▶ _WHAT IS NEEDED_: Find the lines of data that contain the string "Copyright", then list them.

Begin DATA EXCERPTS

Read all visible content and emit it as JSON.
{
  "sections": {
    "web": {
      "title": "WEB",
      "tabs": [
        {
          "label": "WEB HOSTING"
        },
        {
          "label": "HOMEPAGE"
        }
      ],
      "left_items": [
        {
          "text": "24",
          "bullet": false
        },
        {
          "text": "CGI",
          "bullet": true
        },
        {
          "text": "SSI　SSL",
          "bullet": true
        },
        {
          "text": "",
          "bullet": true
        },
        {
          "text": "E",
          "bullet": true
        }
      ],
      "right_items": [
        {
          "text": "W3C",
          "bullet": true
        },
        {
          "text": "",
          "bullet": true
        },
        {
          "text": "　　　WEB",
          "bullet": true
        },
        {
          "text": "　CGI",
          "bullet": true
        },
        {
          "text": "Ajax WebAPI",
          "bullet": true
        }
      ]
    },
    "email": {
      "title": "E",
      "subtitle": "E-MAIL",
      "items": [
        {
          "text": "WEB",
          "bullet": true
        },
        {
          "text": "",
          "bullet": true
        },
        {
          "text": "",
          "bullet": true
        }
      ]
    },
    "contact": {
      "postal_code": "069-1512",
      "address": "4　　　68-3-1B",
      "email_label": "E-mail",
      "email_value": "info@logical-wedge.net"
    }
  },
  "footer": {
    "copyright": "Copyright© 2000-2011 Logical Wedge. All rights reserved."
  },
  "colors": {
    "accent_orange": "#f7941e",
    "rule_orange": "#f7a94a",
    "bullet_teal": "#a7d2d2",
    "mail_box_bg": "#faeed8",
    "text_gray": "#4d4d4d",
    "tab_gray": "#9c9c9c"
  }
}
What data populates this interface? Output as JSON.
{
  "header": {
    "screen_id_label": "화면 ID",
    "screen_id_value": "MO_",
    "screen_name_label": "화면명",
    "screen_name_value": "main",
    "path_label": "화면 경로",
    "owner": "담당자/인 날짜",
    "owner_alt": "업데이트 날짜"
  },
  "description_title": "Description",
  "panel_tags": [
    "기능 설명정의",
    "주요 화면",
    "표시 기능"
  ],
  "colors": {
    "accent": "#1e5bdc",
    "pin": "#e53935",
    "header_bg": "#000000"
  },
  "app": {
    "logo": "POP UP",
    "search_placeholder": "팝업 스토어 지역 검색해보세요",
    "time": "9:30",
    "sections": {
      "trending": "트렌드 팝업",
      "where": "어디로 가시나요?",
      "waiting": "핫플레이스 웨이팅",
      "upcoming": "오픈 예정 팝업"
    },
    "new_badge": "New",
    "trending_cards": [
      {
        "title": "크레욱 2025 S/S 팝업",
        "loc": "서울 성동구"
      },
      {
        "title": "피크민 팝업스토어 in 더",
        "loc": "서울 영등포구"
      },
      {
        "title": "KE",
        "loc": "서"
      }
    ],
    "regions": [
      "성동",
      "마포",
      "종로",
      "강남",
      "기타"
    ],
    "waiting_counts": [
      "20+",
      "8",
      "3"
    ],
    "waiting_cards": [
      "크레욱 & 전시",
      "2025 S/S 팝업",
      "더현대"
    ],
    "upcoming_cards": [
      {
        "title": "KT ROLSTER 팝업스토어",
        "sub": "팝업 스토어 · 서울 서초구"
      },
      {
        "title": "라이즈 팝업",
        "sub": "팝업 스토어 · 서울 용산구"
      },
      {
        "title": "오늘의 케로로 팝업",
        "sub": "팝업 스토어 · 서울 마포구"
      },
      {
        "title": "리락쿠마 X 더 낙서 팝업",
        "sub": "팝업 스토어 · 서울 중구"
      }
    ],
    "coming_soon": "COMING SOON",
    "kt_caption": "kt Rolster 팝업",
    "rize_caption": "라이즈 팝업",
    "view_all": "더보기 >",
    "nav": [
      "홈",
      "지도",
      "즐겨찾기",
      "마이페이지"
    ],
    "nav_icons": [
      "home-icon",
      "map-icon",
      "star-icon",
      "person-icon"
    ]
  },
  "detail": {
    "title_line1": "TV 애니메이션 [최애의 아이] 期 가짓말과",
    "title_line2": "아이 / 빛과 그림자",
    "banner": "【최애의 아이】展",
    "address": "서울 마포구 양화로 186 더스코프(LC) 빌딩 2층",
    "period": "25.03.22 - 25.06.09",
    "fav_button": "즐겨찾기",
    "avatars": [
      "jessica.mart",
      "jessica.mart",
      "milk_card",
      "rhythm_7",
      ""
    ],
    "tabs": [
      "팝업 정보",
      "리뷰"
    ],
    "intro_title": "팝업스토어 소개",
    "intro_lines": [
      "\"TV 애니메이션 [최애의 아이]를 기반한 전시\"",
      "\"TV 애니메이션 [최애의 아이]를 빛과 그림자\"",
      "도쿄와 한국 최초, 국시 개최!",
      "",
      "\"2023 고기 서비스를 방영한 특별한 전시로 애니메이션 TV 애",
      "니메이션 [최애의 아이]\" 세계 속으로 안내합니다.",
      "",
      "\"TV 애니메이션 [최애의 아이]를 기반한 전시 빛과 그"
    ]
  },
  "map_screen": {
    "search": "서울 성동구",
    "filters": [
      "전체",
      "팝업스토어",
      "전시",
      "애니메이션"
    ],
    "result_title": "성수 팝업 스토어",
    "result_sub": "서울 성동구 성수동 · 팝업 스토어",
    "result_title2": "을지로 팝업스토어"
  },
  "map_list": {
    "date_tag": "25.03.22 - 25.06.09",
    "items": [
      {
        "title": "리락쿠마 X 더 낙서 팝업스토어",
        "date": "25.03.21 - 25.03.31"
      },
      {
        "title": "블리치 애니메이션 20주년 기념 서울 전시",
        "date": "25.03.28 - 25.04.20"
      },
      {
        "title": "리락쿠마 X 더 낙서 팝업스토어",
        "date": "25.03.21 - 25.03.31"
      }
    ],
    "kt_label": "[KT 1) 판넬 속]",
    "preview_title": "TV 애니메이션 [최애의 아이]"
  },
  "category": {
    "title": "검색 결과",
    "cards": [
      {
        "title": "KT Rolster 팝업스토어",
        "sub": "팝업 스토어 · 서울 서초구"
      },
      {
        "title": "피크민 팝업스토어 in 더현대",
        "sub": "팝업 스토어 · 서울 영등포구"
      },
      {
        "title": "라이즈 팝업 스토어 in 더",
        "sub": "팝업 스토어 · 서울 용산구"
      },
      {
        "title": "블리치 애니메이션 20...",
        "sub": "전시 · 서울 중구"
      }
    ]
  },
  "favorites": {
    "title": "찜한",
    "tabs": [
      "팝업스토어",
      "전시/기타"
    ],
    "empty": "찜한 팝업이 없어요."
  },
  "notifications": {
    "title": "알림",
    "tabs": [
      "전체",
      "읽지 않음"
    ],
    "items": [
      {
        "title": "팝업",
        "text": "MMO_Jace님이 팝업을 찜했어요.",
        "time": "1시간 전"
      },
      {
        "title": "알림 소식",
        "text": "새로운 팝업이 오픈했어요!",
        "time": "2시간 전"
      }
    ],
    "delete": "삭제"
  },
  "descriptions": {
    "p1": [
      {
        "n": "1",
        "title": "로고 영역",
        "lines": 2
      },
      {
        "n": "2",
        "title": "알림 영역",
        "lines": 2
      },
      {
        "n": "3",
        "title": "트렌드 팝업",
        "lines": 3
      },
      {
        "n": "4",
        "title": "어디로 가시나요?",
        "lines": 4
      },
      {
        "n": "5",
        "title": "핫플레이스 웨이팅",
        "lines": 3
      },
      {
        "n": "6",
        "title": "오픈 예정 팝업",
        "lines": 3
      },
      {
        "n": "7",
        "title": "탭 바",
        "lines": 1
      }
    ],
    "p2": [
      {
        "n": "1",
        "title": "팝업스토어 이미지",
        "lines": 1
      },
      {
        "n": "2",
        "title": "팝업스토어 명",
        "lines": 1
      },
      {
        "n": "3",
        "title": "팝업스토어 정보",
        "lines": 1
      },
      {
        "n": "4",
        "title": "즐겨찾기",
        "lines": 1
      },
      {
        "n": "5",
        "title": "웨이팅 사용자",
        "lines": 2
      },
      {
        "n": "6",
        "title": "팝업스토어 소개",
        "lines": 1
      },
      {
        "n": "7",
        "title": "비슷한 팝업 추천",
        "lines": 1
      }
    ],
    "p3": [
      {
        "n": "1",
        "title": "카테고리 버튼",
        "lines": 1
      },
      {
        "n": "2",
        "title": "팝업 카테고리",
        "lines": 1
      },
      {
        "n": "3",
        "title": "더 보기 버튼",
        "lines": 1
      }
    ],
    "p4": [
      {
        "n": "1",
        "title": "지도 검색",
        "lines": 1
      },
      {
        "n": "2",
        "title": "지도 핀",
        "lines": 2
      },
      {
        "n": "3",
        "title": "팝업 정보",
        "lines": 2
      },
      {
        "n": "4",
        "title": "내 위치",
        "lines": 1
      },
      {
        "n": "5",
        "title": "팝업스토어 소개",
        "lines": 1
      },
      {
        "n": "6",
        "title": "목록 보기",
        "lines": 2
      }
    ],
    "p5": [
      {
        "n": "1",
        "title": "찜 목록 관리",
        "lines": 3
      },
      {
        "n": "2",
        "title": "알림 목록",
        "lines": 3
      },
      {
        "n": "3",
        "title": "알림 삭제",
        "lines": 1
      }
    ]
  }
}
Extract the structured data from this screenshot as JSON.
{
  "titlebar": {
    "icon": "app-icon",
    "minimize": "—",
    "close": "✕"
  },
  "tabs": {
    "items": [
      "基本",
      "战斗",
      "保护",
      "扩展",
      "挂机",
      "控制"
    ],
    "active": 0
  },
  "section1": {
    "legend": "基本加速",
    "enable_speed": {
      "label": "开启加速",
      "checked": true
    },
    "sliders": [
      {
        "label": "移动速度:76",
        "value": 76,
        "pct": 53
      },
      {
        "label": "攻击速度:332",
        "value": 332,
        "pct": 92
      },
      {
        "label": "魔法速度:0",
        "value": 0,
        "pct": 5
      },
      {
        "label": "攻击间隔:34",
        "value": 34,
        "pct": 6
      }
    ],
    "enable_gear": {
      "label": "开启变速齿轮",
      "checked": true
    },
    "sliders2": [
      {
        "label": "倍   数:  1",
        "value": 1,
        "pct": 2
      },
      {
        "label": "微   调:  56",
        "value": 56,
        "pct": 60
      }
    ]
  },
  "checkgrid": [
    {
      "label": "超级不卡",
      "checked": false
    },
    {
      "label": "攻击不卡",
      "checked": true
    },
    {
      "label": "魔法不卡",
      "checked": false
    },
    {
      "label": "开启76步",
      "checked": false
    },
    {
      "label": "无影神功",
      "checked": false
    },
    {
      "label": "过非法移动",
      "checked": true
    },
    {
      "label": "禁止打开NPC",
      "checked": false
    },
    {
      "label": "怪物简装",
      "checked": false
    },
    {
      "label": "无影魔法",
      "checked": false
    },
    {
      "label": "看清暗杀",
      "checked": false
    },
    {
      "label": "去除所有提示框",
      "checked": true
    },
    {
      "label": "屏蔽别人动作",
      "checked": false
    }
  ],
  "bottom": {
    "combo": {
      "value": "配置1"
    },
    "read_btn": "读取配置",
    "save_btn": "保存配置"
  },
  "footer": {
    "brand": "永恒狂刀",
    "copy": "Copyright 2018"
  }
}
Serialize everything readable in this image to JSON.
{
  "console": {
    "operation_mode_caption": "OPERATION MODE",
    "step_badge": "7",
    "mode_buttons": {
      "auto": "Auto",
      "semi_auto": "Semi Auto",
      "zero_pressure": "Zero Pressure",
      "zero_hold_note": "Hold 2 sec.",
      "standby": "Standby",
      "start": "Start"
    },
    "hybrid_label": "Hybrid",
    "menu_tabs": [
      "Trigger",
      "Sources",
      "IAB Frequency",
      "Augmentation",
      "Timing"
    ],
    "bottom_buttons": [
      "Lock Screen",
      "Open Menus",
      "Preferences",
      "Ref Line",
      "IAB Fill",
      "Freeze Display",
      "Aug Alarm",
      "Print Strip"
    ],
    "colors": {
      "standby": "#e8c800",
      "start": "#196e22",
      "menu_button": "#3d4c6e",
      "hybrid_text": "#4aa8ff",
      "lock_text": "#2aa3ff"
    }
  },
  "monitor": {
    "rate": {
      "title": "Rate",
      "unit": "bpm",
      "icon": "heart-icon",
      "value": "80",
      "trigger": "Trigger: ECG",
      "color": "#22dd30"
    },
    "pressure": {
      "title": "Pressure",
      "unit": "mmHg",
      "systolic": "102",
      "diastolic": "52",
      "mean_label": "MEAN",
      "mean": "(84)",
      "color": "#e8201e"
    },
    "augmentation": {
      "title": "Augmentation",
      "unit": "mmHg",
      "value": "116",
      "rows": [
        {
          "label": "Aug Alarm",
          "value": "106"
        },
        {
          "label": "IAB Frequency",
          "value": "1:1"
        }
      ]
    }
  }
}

End DATA EXCERPTS

▶ _SOLUTION FOR THIS PROBLEM_:
    "copyright": "Copyright© 2000-2011 Logical Wedge. All rights reserved."
    "copy": "Copyright 2018"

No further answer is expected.